### [Data section]
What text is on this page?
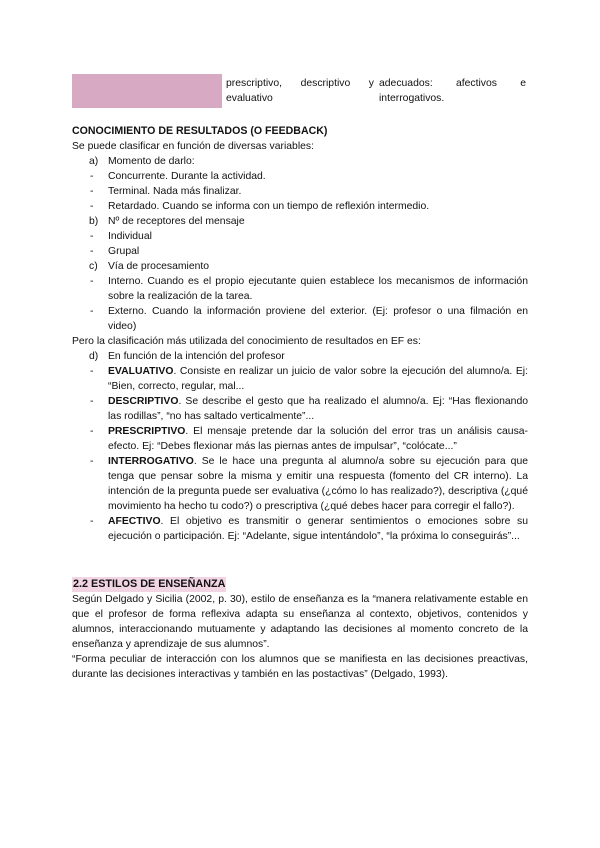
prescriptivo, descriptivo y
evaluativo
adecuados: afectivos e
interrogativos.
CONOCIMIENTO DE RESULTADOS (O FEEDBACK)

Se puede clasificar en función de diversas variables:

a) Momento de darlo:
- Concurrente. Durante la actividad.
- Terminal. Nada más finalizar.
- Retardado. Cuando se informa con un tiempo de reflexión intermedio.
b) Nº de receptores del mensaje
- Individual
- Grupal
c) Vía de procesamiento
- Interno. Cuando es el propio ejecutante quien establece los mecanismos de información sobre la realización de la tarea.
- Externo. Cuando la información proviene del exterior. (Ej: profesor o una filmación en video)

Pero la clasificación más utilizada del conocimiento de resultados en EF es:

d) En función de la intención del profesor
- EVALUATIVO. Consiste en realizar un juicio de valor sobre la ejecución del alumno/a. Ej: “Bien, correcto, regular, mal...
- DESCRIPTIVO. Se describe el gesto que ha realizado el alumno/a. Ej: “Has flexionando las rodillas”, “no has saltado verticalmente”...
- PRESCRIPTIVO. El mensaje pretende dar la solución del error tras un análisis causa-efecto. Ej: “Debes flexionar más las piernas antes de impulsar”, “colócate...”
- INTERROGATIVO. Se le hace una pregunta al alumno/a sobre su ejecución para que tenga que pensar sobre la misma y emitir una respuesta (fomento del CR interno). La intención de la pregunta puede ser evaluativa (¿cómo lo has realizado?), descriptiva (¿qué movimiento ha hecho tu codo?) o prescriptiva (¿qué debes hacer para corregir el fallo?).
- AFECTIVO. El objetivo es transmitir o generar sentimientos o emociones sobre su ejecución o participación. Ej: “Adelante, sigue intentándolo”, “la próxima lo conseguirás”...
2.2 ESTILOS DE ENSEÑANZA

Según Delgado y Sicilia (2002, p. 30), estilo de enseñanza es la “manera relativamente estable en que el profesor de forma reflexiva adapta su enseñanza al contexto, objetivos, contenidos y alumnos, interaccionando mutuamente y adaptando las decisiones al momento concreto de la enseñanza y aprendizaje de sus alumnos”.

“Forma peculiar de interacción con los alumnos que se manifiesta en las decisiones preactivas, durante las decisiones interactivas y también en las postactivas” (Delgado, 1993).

--

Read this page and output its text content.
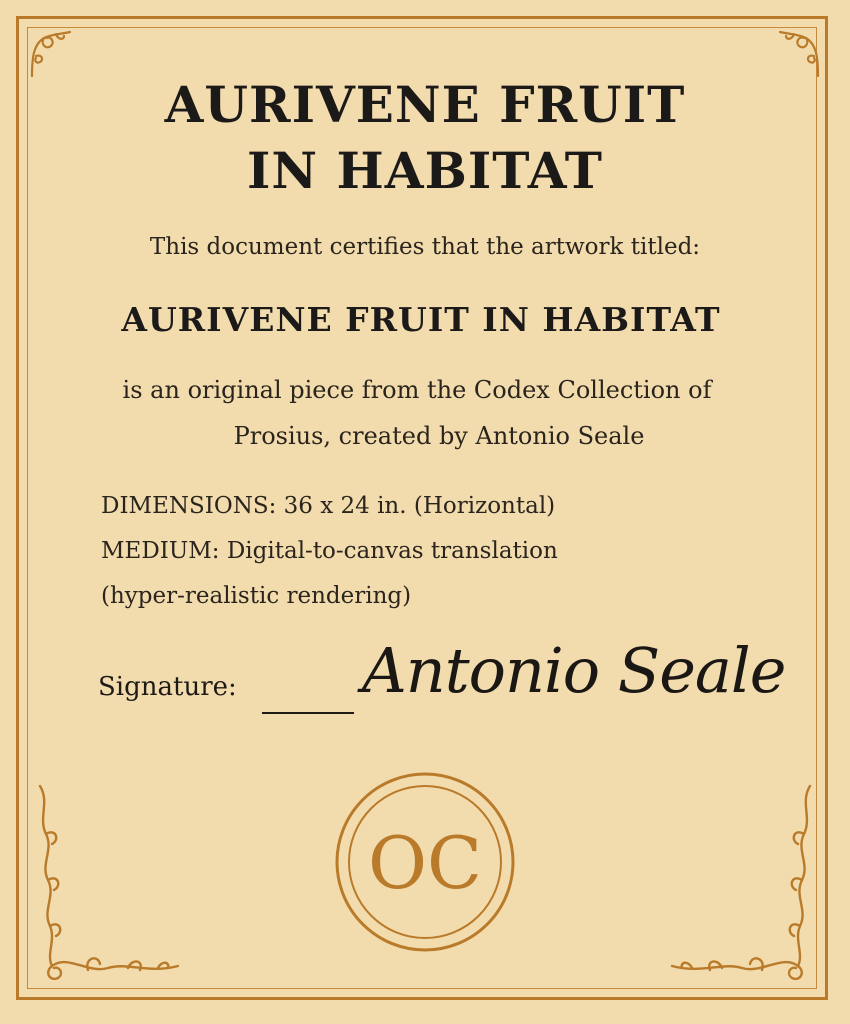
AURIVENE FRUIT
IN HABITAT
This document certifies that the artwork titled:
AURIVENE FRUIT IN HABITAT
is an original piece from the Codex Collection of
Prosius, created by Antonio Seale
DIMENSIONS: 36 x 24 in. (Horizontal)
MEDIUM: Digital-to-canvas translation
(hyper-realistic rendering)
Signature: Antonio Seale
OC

### [Do this]
From the listing above, collect each line in which the string "realizado" appears.

### [Solved exercise]
- DESCRIPTIVO. Se describe el gesto que ha realizado el alumno/a. Ej: “Has flexionando las rodillas”, “no has saltado verticalmente”...
- INTERROGATIVO. Se le hace una pregunta al alumno/a sobre su ejecución para que tenga que pensar sobre la misma y emitir una respuesta (fomento del CR interno). La intención de la pregunta puede ser evaluativa (¿cómo lo has realizado?), descriptiva (¿qué movimiento ha hecho tu codo?) o prescriptiva (¿qué debes hacer para corregir el fallo?).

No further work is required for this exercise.